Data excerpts

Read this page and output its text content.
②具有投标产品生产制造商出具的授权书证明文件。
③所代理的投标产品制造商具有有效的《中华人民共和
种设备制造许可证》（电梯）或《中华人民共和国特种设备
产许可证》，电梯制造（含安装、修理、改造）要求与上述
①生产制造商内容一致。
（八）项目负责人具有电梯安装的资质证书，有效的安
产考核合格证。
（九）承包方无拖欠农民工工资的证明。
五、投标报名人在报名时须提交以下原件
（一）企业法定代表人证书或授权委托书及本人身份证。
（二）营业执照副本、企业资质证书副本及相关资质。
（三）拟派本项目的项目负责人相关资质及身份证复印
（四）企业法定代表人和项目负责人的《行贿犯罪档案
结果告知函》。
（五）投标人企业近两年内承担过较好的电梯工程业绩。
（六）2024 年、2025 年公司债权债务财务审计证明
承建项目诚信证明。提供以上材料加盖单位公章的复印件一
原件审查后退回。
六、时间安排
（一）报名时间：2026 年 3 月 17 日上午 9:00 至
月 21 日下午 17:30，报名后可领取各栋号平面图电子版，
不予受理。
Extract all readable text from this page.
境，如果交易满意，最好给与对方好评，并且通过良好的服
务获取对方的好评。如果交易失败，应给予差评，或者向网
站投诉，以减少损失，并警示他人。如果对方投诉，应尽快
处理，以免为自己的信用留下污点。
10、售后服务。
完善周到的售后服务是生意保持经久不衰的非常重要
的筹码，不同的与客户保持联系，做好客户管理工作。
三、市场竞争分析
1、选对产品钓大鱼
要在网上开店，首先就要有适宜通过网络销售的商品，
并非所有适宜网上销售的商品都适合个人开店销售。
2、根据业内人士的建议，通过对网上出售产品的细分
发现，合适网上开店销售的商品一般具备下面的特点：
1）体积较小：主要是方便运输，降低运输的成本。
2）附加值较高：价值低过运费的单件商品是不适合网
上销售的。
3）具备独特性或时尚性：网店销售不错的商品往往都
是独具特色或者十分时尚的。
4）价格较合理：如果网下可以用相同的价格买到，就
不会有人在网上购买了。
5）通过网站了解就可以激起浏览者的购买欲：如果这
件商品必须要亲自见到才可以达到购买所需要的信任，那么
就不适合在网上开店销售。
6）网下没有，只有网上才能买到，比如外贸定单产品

### Aim
Gather up the lines that contain the word "text".

### Result of the exercise
Read this page and output its text content.
Extract all readable text from this page.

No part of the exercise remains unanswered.